* _Task to complete_:
Return all the entries exactly, keeping pictures out.

* _Records shown_:
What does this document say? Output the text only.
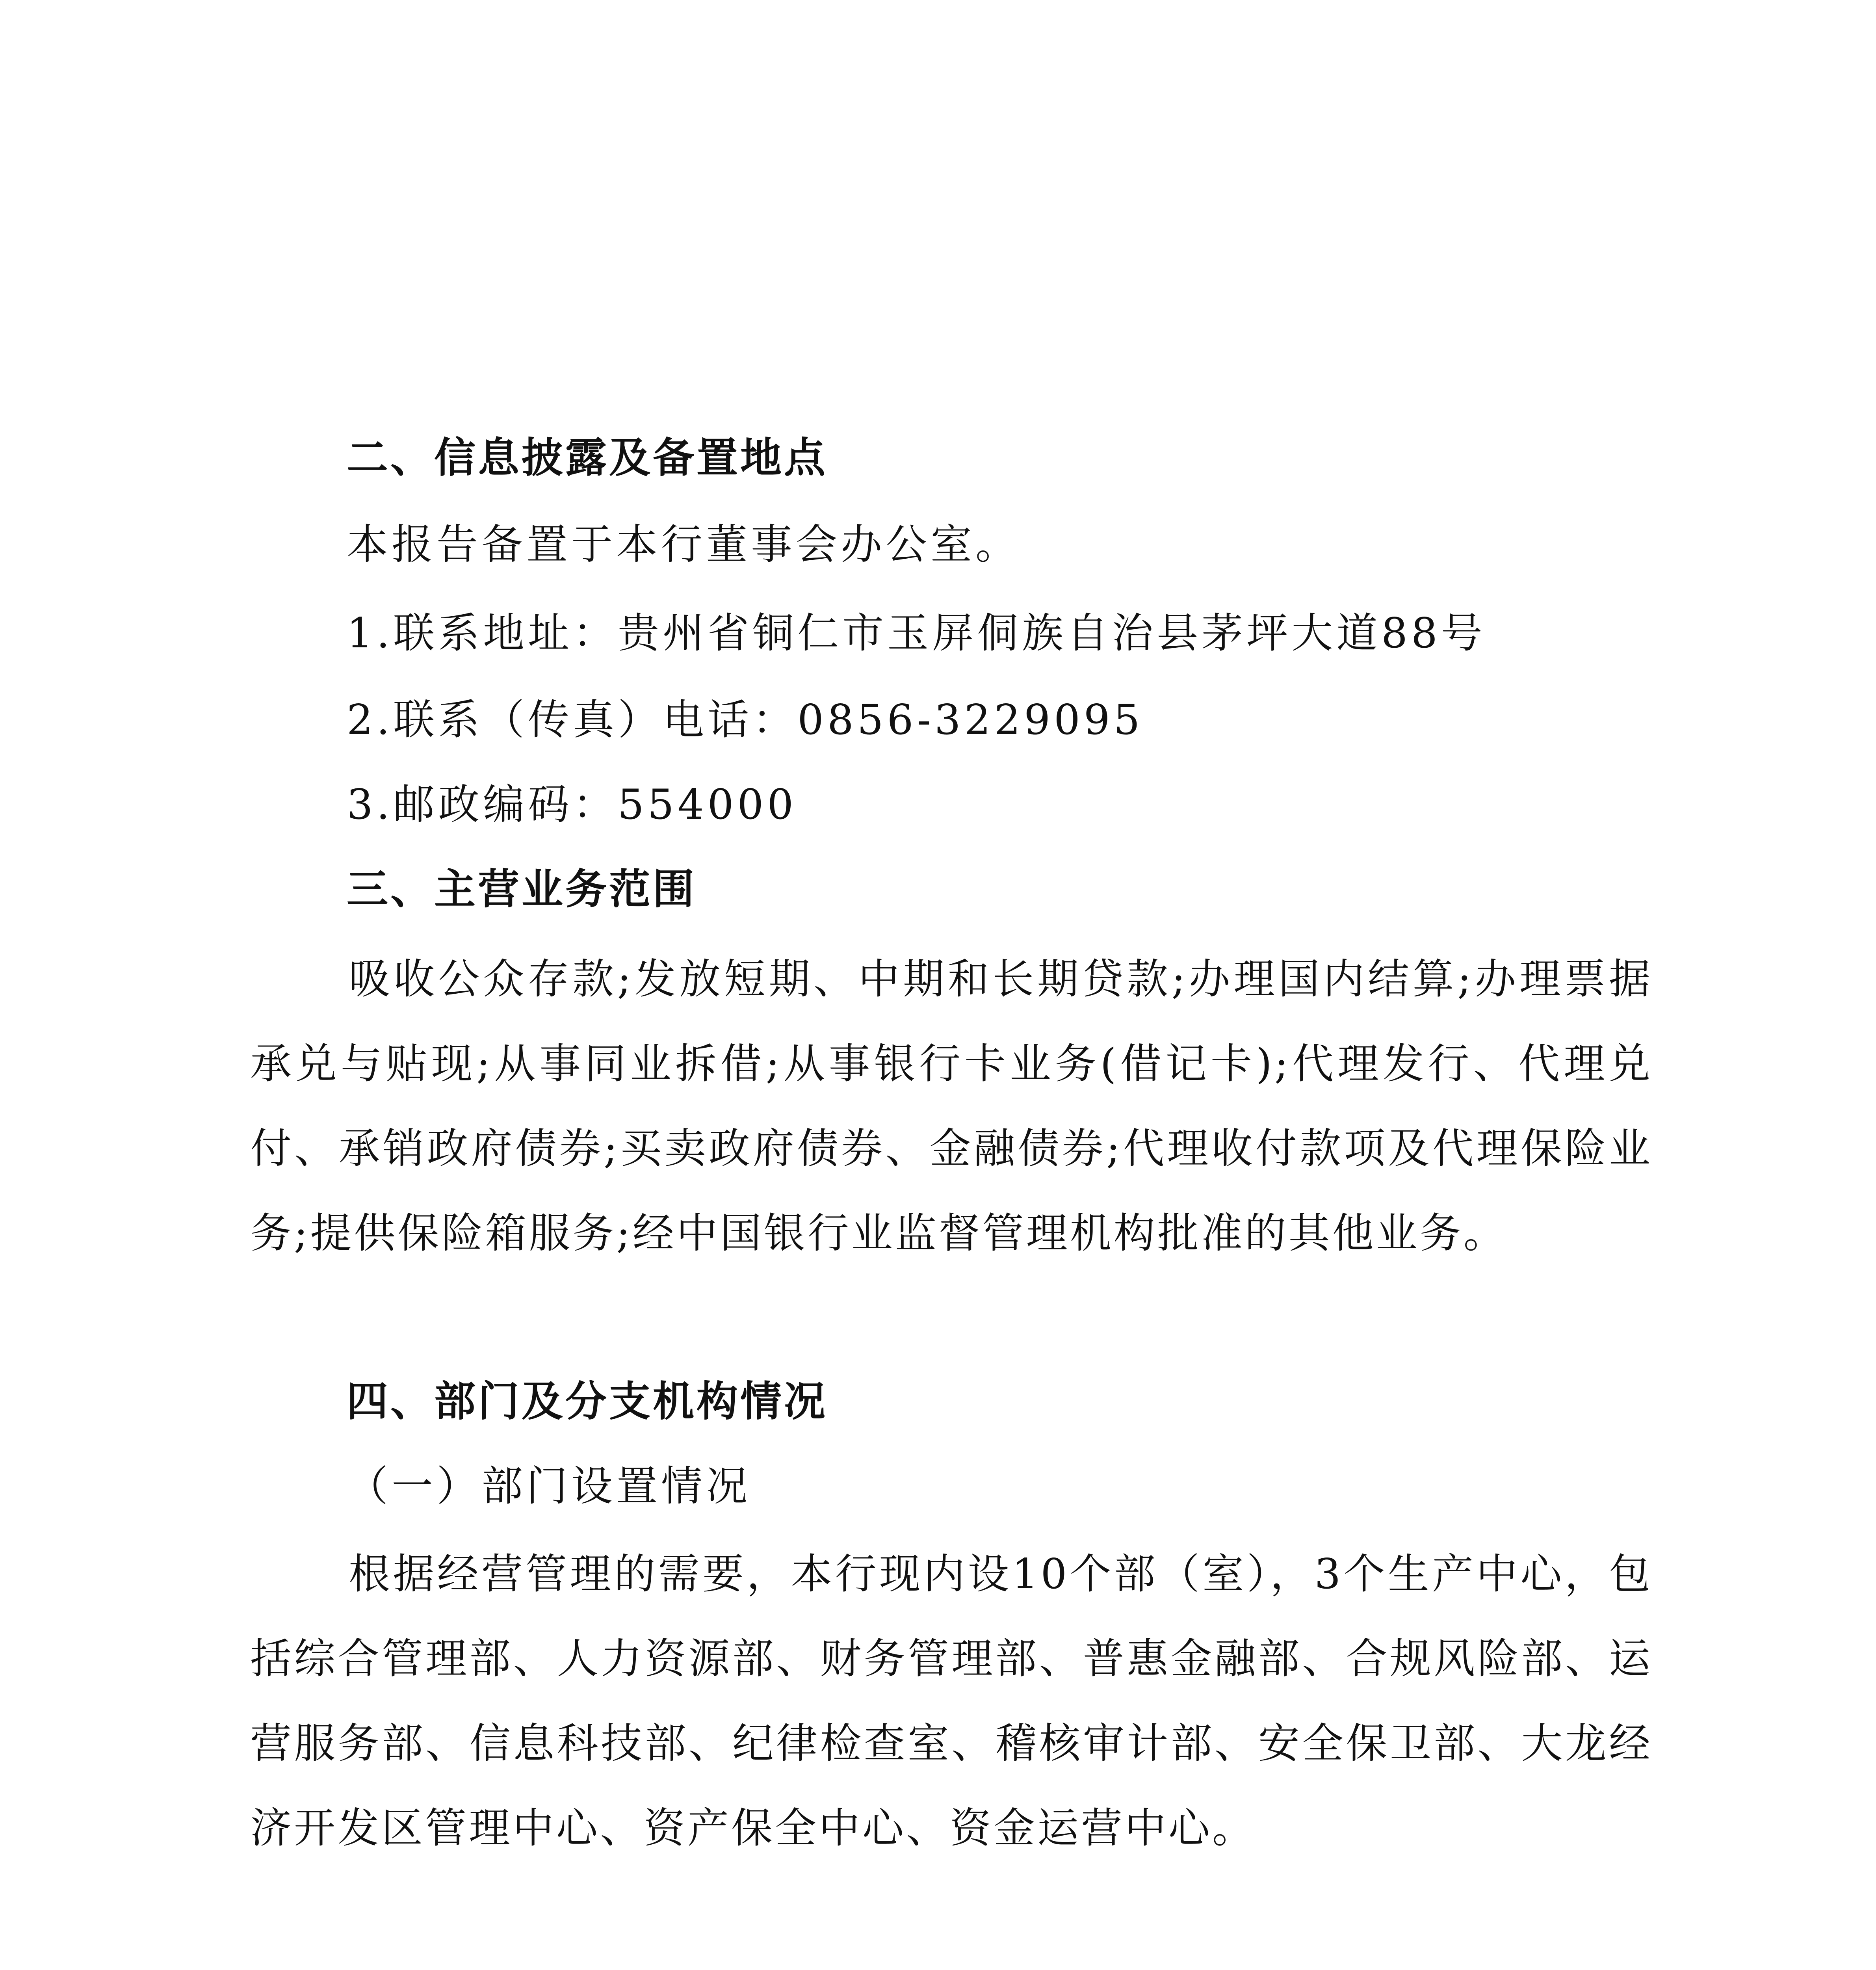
二、信息披露及备置地点
本报告备置于本行董事会办公室。
1.联系地址：贵州省铜仁市玉屏侗族自治县茅坪大道88号
2.联系（传真）电话：0856-3229095
3.邮政编码：554000
三、主营业务范围
吸收公众存款;发放短期、中期和长期贷款;办理国内结算;办理票据承兑与贴现;从事同业拆借;从事银行卡业务(借记卡);代理发行、代理兑付、承销政府债券;买卖政府债券、金融债券;代理收付款项及代理保险业务;提供保险箱服务;经中国银行业监督管理机构批准的其他业务。
四、部门及分支机构情况
（一）部门设置情况
根据经营管理的需要，本行现内设10个部（室），3个生产中心，包括综合管理部、人力资源部、财务管理部、普惠金融部、合规风险部、运营服务部、信息科技部、纪律检查室、稽核审计部、安全保卫部、大龙经济开发区管理中心、资产保全中心、资金运营中心。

* _Output for this task_:
What does this document say? Output the text only.
二、信息披露及备置地点
本报告备置于本行董事会办公室。
1.联系地址：贵州省铜仁市玉屏侗族自治县茅坪大道88号
2.联系（传真）电话：0856-3229095
3.邮政编码：554000
三、主营业务范围
吸收公众存款;发放短期、中期和长期贷款;办理国内结算;办理票据承兑与贴现;从事同业拆借;从事银行卡业务(借记卡);代理发行、代理兑付、承销政府债券;买卖政府债券、金融债券;代理收付款项及代理保险业务;提供保险箱服务;经中国银行业监督管理机构批准的其他业务。
四、部门及分支机构情况
（一）部门设置情况
根据经营管理的需要，本行现内设10个部（室），3个生产中心，包括综合管理部、人力资源部、财务管理部、普惠金融部、合规风险部、运营服务部、信息科技部、纪律检查室、稽核审计部、安全保卫部、大龙经济开发区管理中心、资产保全中心、资金运营中心。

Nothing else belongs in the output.